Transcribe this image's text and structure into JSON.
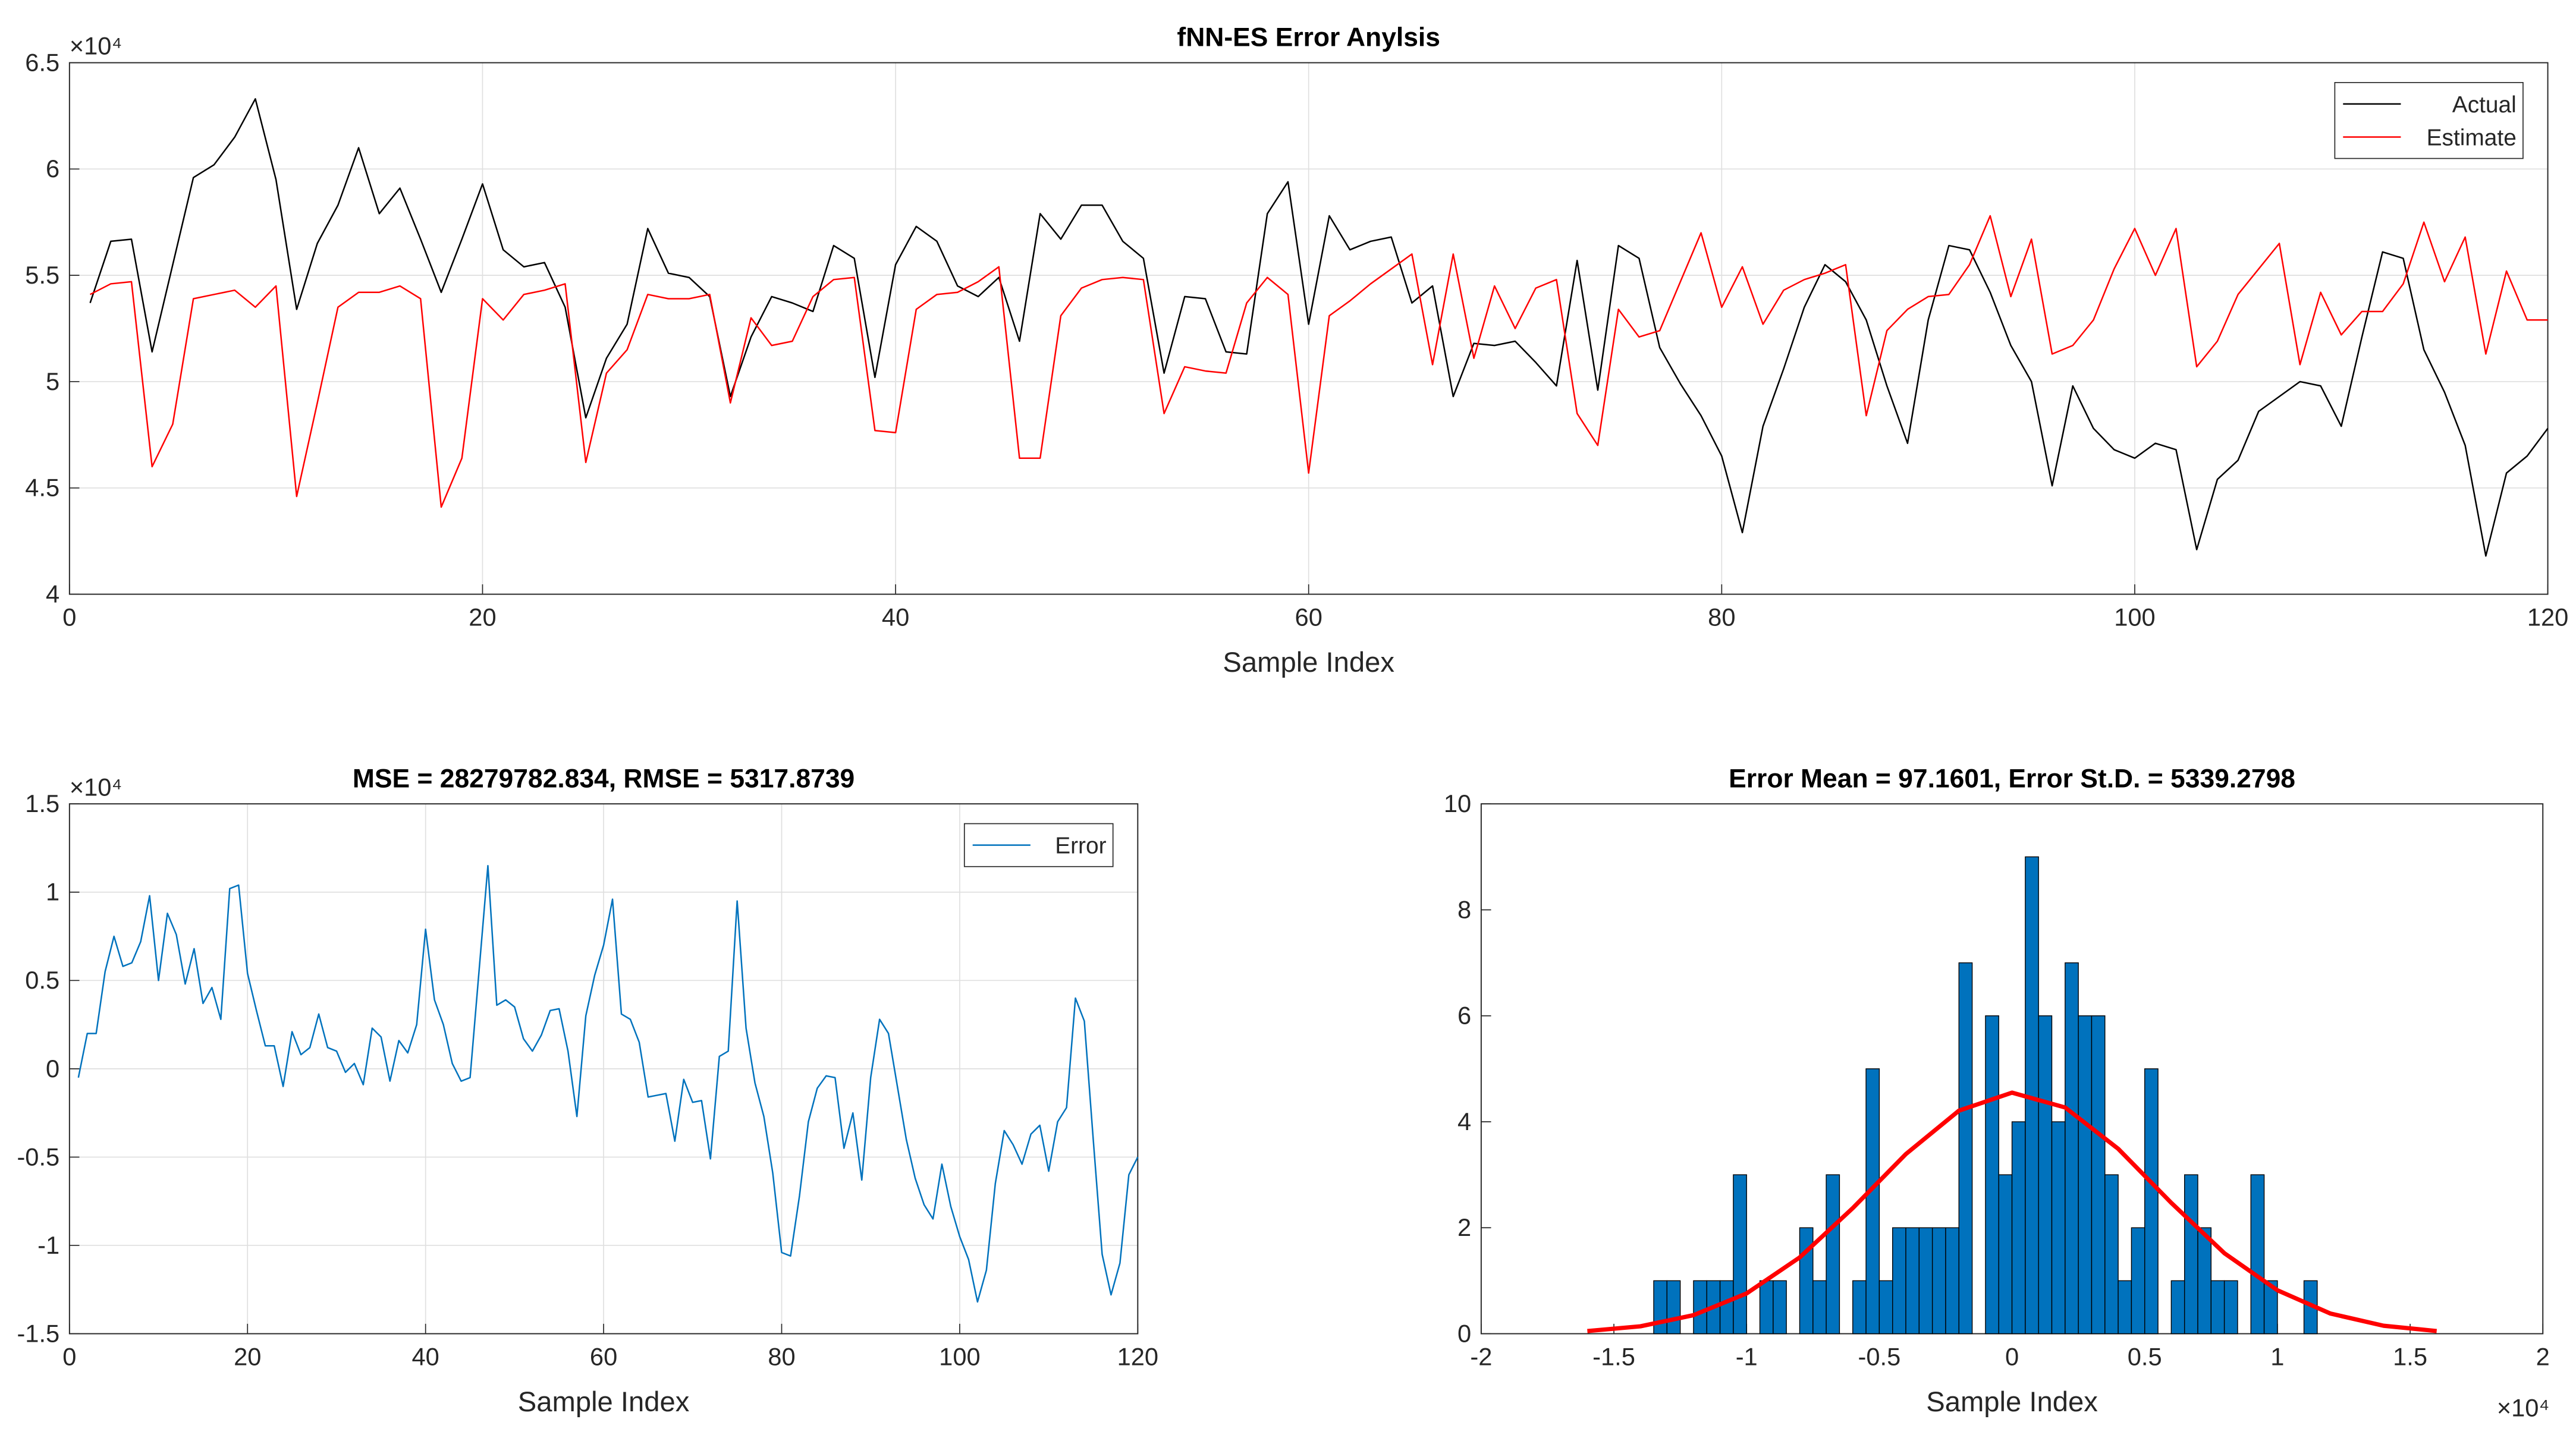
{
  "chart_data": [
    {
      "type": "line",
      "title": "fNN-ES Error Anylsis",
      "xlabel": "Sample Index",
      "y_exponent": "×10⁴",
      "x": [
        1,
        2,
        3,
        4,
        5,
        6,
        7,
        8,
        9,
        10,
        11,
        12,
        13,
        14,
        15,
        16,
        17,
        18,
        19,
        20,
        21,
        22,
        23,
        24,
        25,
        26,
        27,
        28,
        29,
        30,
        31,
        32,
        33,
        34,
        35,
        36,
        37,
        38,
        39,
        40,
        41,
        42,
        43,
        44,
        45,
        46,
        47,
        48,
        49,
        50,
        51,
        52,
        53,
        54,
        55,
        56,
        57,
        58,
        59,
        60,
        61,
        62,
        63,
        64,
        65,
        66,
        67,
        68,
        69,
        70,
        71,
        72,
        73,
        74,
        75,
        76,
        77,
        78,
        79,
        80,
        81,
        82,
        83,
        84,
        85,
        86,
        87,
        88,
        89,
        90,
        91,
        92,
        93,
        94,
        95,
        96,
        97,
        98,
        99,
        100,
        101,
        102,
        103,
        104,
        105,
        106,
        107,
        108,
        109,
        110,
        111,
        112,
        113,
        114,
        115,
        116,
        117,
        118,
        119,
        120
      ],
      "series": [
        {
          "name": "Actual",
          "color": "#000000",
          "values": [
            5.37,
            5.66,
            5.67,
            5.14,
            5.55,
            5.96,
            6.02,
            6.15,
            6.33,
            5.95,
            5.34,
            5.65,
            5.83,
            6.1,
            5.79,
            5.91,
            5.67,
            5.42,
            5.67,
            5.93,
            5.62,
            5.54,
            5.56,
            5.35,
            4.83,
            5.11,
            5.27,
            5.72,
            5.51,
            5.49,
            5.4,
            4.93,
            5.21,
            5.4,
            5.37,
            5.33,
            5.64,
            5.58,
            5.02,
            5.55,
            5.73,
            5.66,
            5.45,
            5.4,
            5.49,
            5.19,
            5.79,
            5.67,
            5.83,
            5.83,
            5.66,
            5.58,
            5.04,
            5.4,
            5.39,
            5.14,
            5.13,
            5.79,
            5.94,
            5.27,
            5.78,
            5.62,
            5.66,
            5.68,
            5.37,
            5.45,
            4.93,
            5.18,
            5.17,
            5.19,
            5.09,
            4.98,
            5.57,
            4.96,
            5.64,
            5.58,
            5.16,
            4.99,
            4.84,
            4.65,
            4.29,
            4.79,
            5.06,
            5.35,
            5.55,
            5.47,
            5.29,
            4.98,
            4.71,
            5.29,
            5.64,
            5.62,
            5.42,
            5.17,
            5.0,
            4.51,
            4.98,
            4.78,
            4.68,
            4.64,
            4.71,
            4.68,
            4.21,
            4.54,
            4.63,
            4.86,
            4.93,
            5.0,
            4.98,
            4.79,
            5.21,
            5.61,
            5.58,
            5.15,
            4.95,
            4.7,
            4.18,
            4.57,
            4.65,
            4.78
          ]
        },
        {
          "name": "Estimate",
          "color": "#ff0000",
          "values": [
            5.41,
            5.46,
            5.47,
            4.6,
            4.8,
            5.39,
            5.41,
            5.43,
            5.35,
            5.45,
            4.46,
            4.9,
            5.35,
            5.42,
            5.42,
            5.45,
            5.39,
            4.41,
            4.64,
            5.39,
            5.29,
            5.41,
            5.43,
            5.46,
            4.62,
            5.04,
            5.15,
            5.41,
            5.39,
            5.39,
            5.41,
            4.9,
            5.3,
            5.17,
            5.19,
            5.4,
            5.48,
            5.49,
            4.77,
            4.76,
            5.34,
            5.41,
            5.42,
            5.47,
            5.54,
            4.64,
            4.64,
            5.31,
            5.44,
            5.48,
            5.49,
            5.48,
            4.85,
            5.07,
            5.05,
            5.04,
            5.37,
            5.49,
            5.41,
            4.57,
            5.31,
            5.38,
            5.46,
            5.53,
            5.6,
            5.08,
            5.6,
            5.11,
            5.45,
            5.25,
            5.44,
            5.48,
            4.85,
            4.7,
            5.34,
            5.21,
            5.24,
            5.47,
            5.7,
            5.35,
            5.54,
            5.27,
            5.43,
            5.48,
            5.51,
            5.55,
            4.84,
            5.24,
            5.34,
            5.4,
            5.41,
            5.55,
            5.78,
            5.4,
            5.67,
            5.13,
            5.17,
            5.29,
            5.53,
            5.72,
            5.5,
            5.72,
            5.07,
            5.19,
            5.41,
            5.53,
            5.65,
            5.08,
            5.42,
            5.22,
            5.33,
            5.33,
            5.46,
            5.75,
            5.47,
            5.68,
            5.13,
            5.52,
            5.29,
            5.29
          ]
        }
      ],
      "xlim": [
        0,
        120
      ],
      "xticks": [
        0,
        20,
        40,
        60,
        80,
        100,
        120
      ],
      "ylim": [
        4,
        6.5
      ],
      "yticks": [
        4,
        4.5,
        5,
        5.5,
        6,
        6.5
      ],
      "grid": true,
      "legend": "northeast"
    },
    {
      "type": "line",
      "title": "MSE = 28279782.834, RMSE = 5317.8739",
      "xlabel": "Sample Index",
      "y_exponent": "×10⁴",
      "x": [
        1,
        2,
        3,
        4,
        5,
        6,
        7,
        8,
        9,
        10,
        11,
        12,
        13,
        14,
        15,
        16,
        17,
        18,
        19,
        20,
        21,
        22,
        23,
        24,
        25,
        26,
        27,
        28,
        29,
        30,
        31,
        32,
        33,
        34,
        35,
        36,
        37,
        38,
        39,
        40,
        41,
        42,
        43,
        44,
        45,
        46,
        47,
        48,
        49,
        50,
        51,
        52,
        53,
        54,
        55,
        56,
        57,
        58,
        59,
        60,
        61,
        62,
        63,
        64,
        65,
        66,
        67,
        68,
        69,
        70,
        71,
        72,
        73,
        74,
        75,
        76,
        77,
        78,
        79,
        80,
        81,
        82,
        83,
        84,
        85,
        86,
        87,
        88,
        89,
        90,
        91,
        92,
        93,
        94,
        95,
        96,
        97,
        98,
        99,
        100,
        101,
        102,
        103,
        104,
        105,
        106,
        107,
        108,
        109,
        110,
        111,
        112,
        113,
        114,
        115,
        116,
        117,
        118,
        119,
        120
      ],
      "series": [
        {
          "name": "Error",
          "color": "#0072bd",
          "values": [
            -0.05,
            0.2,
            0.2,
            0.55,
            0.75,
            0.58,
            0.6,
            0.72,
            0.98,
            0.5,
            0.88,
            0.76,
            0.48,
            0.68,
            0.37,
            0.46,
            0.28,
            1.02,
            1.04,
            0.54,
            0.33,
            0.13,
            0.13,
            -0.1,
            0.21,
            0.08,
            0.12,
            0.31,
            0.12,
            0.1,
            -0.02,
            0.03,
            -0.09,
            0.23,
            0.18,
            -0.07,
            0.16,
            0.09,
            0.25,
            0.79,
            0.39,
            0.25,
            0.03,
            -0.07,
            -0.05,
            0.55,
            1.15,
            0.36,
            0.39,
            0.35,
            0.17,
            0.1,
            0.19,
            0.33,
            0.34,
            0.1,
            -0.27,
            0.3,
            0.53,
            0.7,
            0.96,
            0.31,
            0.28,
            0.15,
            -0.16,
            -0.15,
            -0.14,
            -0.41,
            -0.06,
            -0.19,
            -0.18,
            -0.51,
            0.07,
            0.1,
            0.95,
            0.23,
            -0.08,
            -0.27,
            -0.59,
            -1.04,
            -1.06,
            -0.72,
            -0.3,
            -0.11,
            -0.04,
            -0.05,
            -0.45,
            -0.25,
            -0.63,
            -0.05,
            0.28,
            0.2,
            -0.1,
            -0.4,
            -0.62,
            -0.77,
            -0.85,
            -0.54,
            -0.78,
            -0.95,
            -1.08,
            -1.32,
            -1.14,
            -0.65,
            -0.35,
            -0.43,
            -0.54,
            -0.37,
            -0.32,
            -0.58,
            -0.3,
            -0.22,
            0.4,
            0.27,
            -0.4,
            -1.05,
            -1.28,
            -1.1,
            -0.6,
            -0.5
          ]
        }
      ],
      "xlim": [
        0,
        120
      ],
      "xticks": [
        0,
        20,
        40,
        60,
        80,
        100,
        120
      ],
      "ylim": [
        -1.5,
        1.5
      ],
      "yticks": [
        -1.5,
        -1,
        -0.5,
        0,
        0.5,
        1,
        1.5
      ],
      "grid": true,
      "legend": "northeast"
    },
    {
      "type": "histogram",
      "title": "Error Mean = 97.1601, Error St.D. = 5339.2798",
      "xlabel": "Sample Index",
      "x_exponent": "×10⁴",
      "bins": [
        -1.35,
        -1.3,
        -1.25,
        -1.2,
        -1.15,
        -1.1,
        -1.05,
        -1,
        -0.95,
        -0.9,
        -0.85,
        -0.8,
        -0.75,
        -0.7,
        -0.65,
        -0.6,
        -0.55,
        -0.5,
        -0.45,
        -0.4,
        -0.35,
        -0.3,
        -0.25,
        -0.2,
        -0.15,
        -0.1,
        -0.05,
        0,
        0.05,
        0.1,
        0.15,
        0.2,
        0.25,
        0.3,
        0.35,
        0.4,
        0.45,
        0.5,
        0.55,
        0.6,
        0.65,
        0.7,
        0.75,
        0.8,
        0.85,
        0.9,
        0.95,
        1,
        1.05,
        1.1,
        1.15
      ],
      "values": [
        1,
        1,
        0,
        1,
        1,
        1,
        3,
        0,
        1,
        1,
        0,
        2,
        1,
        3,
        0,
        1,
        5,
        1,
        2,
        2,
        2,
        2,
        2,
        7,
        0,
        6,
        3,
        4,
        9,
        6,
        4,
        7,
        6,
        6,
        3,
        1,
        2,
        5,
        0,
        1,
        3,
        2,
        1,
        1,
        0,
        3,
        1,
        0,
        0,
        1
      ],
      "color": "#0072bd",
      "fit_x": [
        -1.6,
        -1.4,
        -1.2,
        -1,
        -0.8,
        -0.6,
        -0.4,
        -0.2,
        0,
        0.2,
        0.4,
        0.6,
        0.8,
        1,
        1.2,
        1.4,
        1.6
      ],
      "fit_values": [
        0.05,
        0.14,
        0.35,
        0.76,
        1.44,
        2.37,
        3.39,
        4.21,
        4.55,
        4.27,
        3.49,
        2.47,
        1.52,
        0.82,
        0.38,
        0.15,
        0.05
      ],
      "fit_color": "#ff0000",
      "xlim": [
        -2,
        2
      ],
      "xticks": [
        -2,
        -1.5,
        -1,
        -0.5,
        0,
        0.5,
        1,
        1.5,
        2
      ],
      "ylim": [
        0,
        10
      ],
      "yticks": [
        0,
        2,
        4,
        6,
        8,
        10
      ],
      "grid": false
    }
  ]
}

^^^^

Count the lines of these entries that hold the string "Error", and give only that number.

3